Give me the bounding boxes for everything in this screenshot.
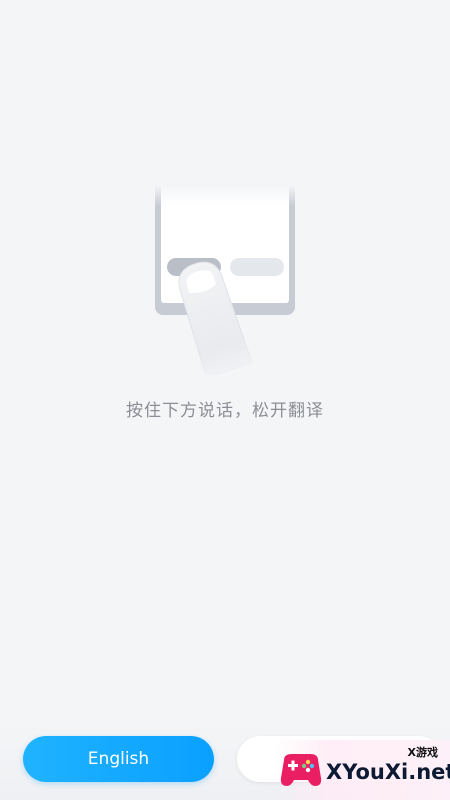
site-watermark: X游戏 XYouXi.net bbox=[274, 740, 450, 800]
gamepad-logo-icon bbox=[280, 754, 322, 786]
translator-screen: 按住下方说话，松开翻译 English X游戏 XYouXi.net bbox=[0, 0, 450, 800]
press-to-talk-hint: 按住下方说话，松开翻译 bbox=[126, 401, 324, 421]
watermark-site-text: XYouXi.net bbox=[326, 760, 450, 784]
english-talk-button[interactable]: English bbox=[23, 736, 214, 782]
press-to-talk-finger-icon bbox=[150, 165, 300, 389]
watermark-small-text: X游戏 bbox=[407, 746, 438, 759]
press-to-talk-illustration bbox=[150, 165, 300, 389]
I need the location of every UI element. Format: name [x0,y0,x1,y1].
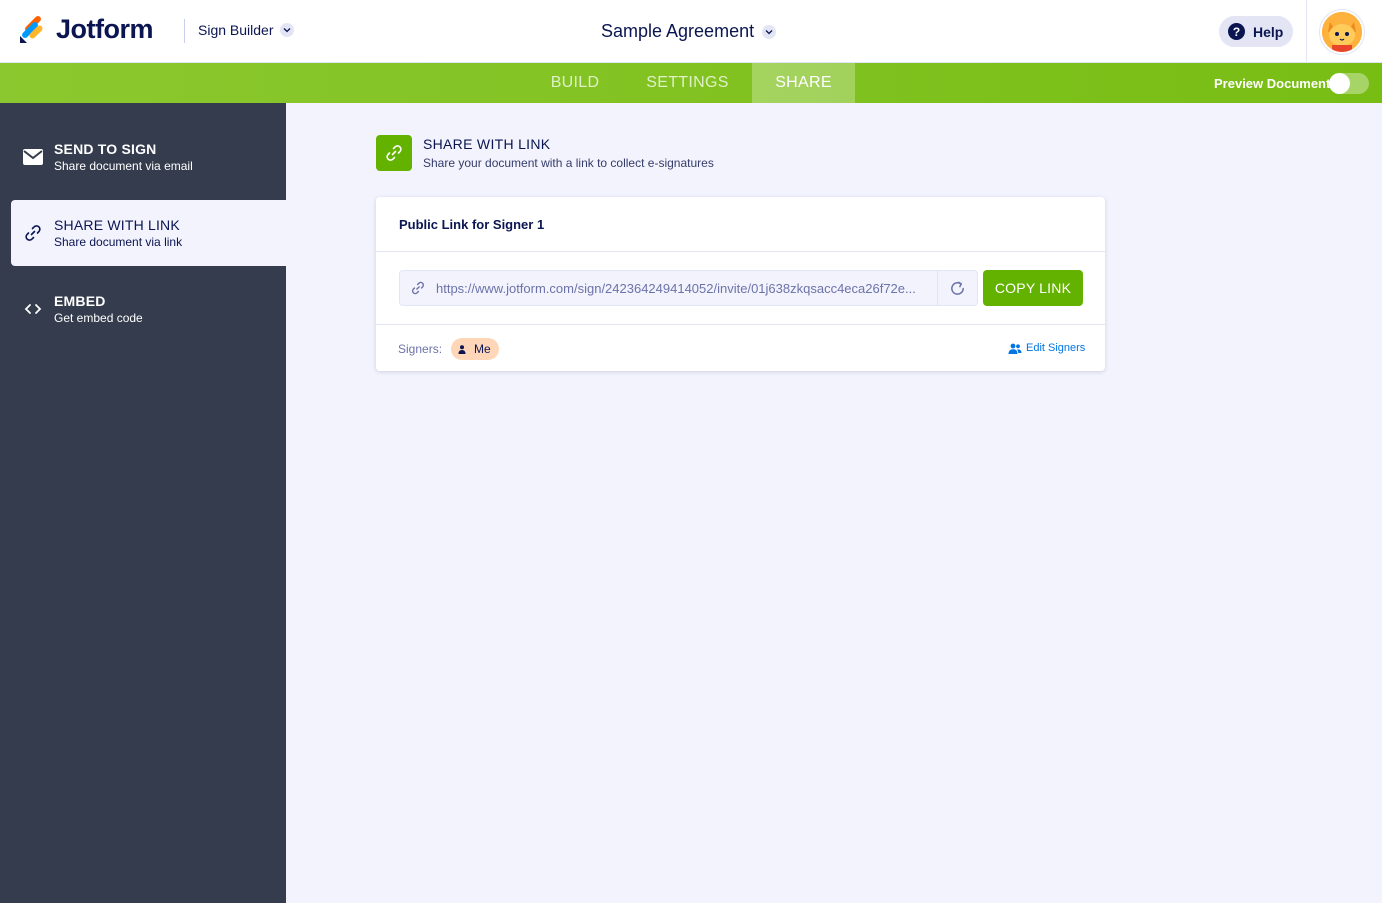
question-icon: ? [1228,23,1245,40]
section-subtitle: Share your document with a link to colle… [423,156,714,170]
toggle-knob [1329,73,1350,94]
sidebar-item-subtitle: Get embed code [54,311,143,325]
card-title: Public Link for Signer 1 [399,217,545,232]
card-divider [376,251,1105,252]
help-label: Help [1253,23,1284,40]
document-title-text: Sample Agreement [601,21,755,41]
header-divider [184,19,185,43]
preview-document-toggle[interactable] [1329,73,1369,94]
sidebar-item-title: SHARE WITH LINK [54,217,180,233]
public-link-field[interactable]: https://www.jotform.com/sign/24236424941… [399,270,978,306]
chevron-down-icon [762,24,777,39]
tab-build[interactable]: BUILD [530,63,620,103]
envelope-icon [22,146,44,168]
chevron-down-icon [279,23,294,37]
copy-link-button[interactable]: COPY LINK [983,270,1083,306]
brand-name: Jotform [56,14,154,44]
link-icon [400,281,436,295]
sidebar-item-title: EMBED [54,293,106,309]
sidebar-item-title: SEND TO SIGN [54,141,157,157]
sidebar-item-send-to-sign[interactable]: SEND TO SIGN Share document via email [0,124,286,190]
tab-settings[interactable]: SETTINGS [630,63,745,103]
edit-signers-label: Edit Signers [1026,342,1086,354]
top-header: Jotform Sign Builder Sample Agreement ? … [0,0,1382,63]
product-switcher[interactable]: Sign Builder [198,22,294,38]
edit-signers-link[interactable]: Edit Signers [1008,342,1085,354]
refresh-link-button[interactable] [937,271,977,305]
users-icon [1008,343,1022,354]
public-link-url[interactable]: https://www.jotform.com/sign/24236424941… [436,281,936,296]
jotform-logo-icon [20,15,43,43]
signer-chip-label: Me [474,342,491,356]
document-title[interactable]: Sample Agreement [601,21,777,42]
preview-document-label: Preview Document [1214,76,1331,91]
tab-share[interactable]: SHARE [752,63,855,103]
product-name: Sign Builder [198,22,274,38]
share-sidebar: SEND TO SIGN Share document via email SH… [0,103,286,903]
link-icon [22,222,44,244]
refresh-icon [951,281,964,295]
card-divider [376,324,1105,325]
link-icon [376,135,412,171]
section-title: SHARE WITH LINK [423,136,551,152]
sidebar-item-embed[interactable]: EMBED Get embed code [0,276,286,342]
builder-nav: BUILD SETTINGS SHARE Preview Document [0,63,1382,103]
sidebar-item-subtitle: Share document via email [54,159,193,173]
signer-chip: Me [451,338,499,360]
jotform-logo[interactable]: Jotform [18,14,154,45]
public-link-card: Public Link for Signer 1 https://www.jot… [376,197,1105,371]
sidebar-item-share-with-link[interactable]: SHARE WITH LINK Share document via link [11,200,286,266]
section-header: SHARE WITH LINK Share your document with… [376,135,714,171]
cat-avatar-icon [1322,12,1362,52]
code-icon [22,298,44,320]
help-button[interactable]: ? Help [1219,16,1293,47]
sidebar-item-subtitle: Share document via link [54,235,183,249]
signers-label: Signers: [398,342,443,356]
avatar[interactable] [1320,10,1364,54]
person-icon [458,344,466,354]
header-divider [1306,0,1307,63]
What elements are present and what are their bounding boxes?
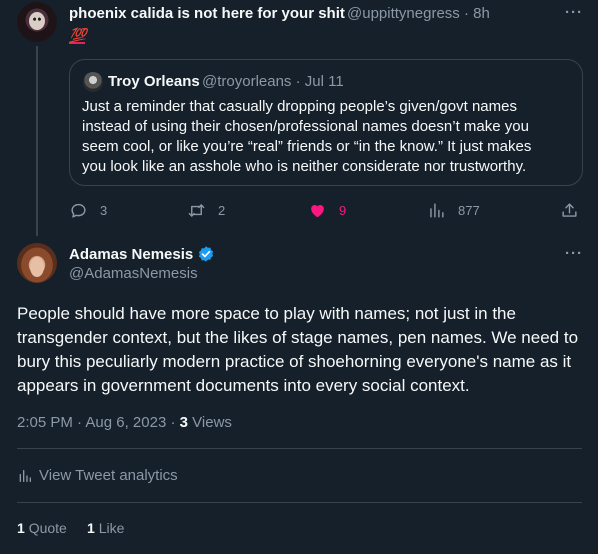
==*==
_EXERCISE GOAL_
Copy all of the rows above without changing anything, but leave out the pictures.

_OUTPUT FOR THIS EXERCISE_
Give me the bounding boxes for everything in this screenshot.
site-watermark: X游戏 XYouXi.net bbox=[274, 740, 450, 800]
gamepad-logo-icon bbox=[280, 754, 322, 786]
translator-screen: 按住下方说话，松开翻译 English X游戏 XYouXi.net bbox=[0, 0, 450, 800]
press-to-talk-hint: 按住下方说话，松开翻译 bbox=[126, 401, 324, 421]
watermark-site-text: XYouXi.net bbox=[326, 760, 450, 784]
english-talk-button[interactable]: English bbox=[23, 736, 214, 782]
press-to-talk-finger-icon bbox=[150, 165, 300, 389]
watermark-small-text: X游戏 bbox=[407, 746, 438, 759]
press-to-talk-illustration bbox=[150, 165, 300, 389]
I need the location of every UI element. Format: name [x0,y0,x1,y1].
question-icon: ? [1228,23,1245,40]
section-subtitle: Share your document with a link to colle… [423,156,714,170]
toggle-knob [1329,73,1350,94]
sidebar-item-subtitle: Get embed code [54,311,143,325]
card-title: Public Link for Signer 1 [399,217,545,232]
card-divider [376,251,1105,252]
help-label: Help [1253,23,1284,40]
document-title-text: Sample Agreement [601,21,755,41]
header-divider [184,19,185,43]
preview-document-toggle[interactable] [1329,73,1369,94]
sidebar-item-title: SHARE WITH LINK [54,217,180,233]
public-link-field[interactable]: https://www.jotform.com/sign/24236424941… [399,270,978,306]
chevron-down-icon [762,24,777,39]
tab-build[interactable]: BUILD [530,63,620,103]
envelope-icon [22,146,44,168]
chevron-down-icon [279,23,294,37]
copy-link-button[interactable]: COPY LINK [983,270,1083,306]
brand-name: Jotform [56,14,154,44]
link-icon [400,281,436,295]
sidebar-item-title: EMBED [54,293,106,309]
sidebar-item-title: SEND TO SIGN [54,141,157,157]
sidebar-item-send-to-sign[interactable]: SEND TO SIGN Share document via email [0,124,286,190]
tab-settings[interactable]: SETTINGS [630,63,745,103]
edit-signers-label: Edit Signers [1026,342,1086,354]
top-header: Jotform Sign Builder Sample Agreement ? … [0,0,1382,63]
product-switcher[interactable]: Sign Builder [198,22,294,38]
edit-signers-link[interactable]: Edit Signers [1008,342,1085,354]
refresh-link-button[interactable] [937,271,977,305]
users-icon [1008,343,1022,354]
public-link-url[interactable]: https://www.jotform.com/sign/24236424941… [436,281,936,296]
jotform-logo-icon [20,15,43,43]
signer-chip-label: Me [474,342,491,356]
document-title[interactable]: Sample Agreement [601,21,777,42]
preview-document-label: Preview Document [1214,76,1331,91]
tab-share[interactable]: SHARE [752,63,855,103]
product-name: Sign Builder [198,22,274,38]
share-sidebar: SEND TO SIGN Share document via email SH… [0,103,286,903]
link-icon [22,222,44,244]
refresh-icon [951,281,964,295]
card-divider [376,324,1105,325]
link-icon [376,135,412,171]
section-title: SHARE WITH LINK [423,136,551,152]
sidebar-item-embed[interactable]: EMBED Get embed code [0,276,286,342]
builder-nav: BUILD SETTINGS SHARE Preview Document [0,63,1382,103]
sidebar-item-subtitle: Share document via email [54,159,193,173]
signer-chip: Me [451,338,499,360]
jotform-logo[interactable]: Jotform [18,14,154,45]
public-link-card: Public Link for Signer 1 https://www.jot… [376,197,1105,371]
sidebar-item-share-with-link[interactable]: SHARE WITH LINK Share document via link [11,200,286,266]
section-header: SHARE WITH LINK Share your document with… [376,135,714,171]
cat-avatar-icon [1322,12,1362,52]
code-icon [22,298,44,320]
help-button[interactable]: ? Help [1219,16,1293,47]
sidebar-item-subtitle: Share document via link [54,235,183,249]
signers-label: Signers: [398,342,443,356]
avatar[interactable] [1320,10,1364,54]
person-icon [458,344,466,354]
header-divider [1306,0,1307,63]
What elements are present and what are their bounding boxes?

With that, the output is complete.